Find the lines holding the string "JSON" in the data, then copy all of them.

Records that describe figures:
━━━━━━

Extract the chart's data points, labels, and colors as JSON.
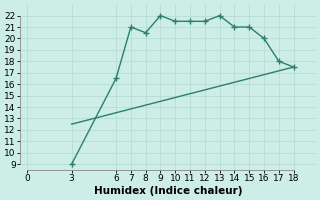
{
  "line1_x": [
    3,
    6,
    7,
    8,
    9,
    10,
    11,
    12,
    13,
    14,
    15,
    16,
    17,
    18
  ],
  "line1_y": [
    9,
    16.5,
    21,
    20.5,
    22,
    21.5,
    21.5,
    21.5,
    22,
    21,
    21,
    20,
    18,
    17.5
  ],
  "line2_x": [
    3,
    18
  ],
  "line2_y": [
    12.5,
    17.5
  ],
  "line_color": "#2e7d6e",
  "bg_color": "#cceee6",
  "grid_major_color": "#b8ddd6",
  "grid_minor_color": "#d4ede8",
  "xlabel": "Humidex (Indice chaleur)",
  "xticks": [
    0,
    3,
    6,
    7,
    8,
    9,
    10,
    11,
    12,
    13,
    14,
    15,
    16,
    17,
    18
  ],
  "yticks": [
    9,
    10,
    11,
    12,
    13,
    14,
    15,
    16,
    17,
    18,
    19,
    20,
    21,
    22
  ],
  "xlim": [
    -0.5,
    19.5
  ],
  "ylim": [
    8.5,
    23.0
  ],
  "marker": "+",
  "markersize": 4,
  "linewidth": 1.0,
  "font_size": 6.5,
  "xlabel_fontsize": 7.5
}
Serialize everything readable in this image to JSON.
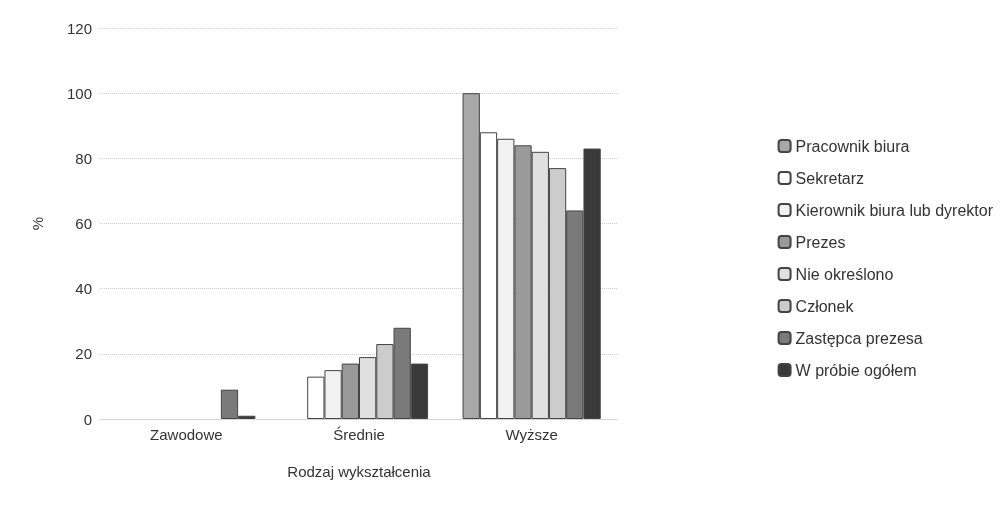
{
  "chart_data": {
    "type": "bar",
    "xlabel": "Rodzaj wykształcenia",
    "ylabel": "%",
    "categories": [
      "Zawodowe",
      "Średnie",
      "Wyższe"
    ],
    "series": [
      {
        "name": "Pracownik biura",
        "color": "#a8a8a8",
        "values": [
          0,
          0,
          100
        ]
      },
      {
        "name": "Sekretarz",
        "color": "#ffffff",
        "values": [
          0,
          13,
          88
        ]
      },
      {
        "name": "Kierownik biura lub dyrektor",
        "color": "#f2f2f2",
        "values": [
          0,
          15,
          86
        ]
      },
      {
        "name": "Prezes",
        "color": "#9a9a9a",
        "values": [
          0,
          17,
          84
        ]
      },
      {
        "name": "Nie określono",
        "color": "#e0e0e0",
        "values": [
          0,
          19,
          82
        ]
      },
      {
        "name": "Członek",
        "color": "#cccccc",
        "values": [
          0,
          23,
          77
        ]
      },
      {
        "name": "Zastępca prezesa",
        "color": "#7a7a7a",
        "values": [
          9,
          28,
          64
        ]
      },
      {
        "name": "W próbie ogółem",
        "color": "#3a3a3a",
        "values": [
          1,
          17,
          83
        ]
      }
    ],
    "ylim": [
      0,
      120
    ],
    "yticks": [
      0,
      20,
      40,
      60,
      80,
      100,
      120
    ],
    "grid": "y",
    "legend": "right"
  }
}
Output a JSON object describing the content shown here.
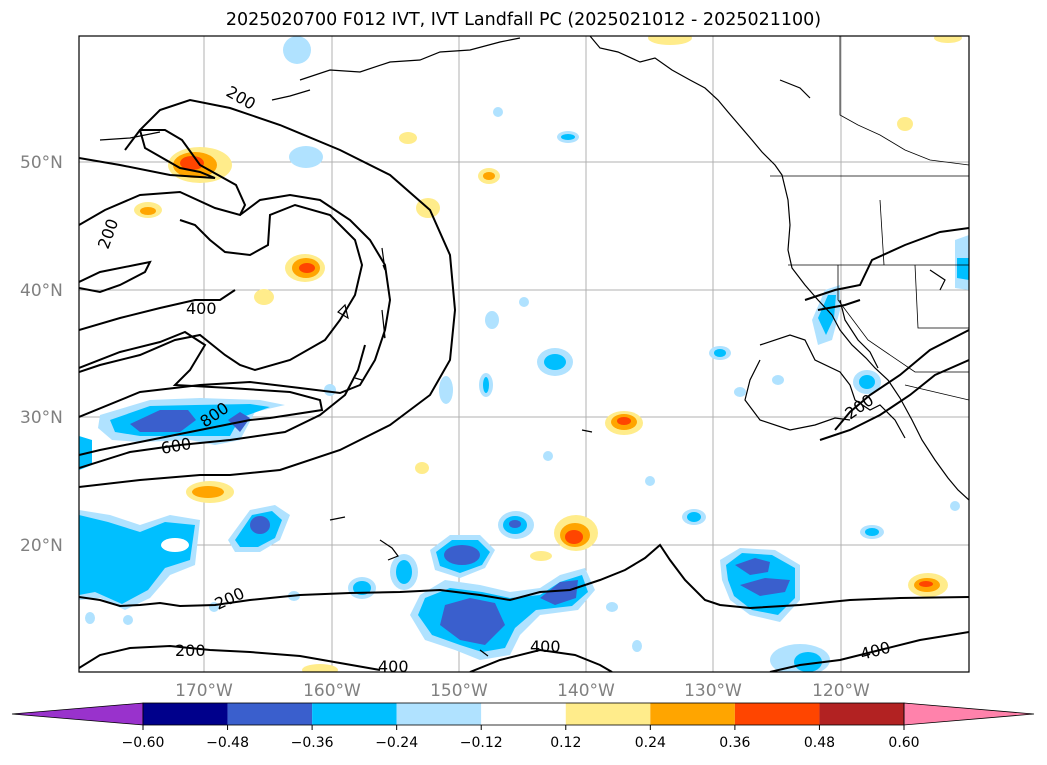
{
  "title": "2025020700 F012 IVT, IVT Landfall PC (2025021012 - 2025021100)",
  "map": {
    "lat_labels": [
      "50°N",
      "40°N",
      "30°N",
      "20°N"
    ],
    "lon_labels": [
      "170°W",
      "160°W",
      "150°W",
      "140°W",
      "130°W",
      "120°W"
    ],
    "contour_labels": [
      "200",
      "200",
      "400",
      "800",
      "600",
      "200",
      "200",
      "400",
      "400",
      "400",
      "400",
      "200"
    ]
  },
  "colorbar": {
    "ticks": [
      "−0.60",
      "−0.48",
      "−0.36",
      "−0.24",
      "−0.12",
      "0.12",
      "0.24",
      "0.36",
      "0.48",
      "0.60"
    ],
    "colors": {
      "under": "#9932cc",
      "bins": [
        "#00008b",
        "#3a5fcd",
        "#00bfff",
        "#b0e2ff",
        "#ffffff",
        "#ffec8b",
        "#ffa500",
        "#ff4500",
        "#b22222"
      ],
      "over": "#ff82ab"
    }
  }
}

━━━━━━

● **EXPECTED OUTPUT**:
Extract the chart's data points, labels, and colors as JSON.
Serialize everything readable in this image to JSON.
Output a JSON object describing the content shown here.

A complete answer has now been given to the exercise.